From the listing below, copy every line with the word "gombot".

PROVIDED MATERIAL:
[Start]

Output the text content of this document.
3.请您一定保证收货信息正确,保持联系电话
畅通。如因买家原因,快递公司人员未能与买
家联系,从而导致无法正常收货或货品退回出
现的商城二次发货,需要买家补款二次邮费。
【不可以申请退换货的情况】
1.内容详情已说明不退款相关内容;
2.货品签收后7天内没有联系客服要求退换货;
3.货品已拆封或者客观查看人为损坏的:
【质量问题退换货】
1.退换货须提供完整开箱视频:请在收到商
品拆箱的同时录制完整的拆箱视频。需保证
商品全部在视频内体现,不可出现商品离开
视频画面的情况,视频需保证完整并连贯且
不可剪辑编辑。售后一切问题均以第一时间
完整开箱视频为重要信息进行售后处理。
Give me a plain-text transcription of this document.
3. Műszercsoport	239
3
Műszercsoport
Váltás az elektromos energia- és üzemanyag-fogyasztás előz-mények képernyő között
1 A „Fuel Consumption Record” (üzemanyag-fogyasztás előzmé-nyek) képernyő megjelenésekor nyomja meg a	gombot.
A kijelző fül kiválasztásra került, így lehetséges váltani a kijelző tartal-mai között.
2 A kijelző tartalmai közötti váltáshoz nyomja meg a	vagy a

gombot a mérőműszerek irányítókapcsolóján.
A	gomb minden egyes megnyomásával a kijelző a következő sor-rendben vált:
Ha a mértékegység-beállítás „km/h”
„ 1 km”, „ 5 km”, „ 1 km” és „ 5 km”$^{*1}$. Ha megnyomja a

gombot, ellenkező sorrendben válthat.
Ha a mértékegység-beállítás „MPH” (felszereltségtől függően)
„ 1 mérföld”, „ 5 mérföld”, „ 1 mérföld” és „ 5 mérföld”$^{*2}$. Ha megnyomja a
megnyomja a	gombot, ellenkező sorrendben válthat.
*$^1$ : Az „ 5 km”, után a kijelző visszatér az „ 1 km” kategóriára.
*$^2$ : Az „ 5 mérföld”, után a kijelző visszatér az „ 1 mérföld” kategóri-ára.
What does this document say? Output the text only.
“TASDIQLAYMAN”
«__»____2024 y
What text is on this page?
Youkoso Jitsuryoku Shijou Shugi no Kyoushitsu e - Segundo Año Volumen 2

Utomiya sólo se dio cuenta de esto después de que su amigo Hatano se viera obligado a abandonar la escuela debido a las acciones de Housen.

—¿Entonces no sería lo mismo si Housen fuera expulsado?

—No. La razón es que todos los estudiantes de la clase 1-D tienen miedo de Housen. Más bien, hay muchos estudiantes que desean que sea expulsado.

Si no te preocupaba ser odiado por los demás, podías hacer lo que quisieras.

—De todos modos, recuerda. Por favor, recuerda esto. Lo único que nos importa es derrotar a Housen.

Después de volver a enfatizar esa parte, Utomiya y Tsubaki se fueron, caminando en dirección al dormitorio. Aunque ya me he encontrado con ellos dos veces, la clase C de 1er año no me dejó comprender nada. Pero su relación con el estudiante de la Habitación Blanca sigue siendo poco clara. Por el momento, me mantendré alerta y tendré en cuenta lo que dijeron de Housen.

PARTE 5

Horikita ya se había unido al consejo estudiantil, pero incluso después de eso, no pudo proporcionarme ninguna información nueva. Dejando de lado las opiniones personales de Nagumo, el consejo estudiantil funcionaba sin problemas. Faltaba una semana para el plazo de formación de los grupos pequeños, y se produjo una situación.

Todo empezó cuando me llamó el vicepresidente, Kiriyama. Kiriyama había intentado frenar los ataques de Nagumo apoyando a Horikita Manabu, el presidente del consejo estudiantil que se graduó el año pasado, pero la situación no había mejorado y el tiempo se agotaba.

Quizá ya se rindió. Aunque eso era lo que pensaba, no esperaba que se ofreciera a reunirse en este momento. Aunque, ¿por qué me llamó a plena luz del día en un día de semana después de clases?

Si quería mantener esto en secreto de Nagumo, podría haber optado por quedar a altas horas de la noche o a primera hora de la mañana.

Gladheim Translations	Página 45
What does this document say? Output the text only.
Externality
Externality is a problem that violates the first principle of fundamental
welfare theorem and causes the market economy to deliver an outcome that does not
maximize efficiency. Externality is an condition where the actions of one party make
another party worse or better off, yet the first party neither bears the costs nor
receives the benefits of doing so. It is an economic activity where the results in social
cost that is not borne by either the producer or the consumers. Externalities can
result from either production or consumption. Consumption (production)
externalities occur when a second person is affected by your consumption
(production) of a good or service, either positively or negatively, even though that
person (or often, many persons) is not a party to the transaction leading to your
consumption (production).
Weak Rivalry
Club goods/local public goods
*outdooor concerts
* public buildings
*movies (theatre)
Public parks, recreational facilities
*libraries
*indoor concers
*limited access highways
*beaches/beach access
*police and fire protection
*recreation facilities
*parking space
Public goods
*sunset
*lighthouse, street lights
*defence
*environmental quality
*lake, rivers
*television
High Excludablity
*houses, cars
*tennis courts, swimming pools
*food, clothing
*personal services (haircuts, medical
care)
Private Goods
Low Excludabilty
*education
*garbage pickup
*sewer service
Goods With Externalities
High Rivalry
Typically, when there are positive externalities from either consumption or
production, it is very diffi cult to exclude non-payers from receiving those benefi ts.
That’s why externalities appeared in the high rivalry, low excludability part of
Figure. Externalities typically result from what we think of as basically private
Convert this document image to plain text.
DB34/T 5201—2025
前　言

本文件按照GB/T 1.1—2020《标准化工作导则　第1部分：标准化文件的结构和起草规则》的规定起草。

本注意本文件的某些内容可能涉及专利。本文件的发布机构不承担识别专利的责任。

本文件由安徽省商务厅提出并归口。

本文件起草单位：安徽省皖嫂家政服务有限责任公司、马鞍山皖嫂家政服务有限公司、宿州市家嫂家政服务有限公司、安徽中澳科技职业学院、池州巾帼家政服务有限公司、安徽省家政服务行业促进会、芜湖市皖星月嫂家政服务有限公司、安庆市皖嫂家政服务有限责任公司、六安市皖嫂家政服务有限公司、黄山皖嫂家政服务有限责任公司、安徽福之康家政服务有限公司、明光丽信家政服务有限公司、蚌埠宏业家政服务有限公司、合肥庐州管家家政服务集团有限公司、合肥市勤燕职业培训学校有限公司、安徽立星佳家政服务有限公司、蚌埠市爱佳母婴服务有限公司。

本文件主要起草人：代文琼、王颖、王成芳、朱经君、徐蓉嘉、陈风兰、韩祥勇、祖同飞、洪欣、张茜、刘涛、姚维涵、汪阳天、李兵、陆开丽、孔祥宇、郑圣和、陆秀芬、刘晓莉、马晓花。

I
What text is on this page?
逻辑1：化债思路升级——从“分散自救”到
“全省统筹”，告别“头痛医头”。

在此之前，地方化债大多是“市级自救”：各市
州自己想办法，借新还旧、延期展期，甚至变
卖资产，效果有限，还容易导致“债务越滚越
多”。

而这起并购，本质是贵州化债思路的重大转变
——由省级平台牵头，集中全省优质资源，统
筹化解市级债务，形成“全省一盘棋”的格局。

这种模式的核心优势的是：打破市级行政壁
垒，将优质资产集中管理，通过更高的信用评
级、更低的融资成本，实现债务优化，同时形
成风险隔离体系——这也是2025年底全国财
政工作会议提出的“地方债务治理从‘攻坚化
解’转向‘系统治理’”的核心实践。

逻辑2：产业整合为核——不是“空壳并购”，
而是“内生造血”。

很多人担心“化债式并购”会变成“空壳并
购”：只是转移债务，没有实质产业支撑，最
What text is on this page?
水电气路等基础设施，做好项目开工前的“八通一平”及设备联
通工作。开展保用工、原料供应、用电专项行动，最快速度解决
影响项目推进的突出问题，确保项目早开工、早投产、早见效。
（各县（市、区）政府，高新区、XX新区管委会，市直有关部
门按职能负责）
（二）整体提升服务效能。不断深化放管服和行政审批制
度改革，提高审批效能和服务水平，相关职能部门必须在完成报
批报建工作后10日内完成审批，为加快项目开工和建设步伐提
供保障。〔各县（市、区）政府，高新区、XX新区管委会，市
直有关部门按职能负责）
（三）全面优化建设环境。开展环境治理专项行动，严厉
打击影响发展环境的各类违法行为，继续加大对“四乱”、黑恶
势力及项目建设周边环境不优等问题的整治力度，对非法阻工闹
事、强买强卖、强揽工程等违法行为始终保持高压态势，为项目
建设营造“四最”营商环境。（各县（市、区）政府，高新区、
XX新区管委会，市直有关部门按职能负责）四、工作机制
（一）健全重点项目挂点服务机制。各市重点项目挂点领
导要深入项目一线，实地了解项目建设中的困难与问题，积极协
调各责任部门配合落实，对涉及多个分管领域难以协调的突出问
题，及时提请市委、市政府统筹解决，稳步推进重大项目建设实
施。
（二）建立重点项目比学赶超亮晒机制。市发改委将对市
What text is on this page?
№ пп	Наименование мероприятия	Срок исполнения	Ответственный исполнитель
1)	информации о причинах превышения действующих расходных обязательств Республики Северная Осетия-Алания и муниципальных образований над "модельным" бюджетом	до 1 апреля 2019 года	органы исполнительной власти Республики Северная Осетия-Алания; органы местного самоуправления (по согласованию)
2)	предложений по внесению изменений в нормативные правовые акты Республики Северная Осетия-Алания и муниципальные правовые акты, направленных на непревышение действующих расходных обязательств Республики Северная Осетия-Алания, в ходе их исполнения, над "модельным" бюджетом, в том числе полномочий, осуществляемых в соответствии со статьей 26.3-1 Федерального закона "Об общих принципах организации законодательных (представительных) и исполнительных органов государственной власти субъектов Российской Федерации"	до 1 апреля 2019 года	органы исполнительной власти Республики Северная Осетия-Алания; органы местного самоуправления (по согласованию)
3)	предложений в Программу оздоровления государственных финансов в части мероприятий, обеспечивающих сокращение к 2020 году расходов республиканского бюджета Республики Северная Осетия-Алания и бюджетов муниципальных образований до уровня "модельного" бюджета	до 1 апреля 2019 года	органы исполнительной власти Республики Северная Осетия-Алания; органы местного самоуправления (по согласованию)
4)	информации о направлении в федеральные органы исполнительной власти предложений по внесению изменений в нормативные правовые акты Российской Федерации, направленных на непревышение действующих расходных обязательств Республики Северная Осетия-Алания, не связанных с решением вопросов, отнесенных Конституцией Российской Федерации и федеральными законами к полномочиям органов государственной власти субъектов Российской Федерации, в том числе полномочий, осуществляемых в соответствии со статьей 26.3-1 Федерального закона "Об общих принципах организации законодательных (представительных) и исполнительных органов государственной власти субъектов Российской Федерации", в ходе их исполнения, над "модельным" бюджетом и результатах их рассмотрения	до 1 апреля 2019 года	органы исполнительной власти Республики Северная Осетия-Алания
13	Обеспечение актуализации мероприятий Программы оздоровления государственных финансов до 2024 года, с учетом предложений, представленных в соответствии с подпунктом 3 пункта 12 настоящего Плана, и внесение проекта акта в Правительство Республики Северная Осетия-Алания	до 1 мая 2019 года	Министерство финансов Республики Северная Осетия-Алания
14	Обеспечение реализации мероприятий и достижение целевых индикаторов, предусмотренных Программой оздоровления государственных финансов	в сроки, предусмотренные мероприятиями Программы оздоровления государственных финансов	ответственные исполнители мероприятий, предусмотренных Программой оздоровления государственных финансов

[End]

SOLUTION TO THIS EXERCISE:
1 A „Fuel Consumption Record” (üzemanyag-fogyasztás előzmé-nyek) képernyő megjelenésekor nyomja meg a	gombot.
gombot a mérőműszerek irányítókapcsolóján.
gombot, ellenkező sorrendben válthat.
megnyomja a	gombot, ellenkező sorrendben válthat.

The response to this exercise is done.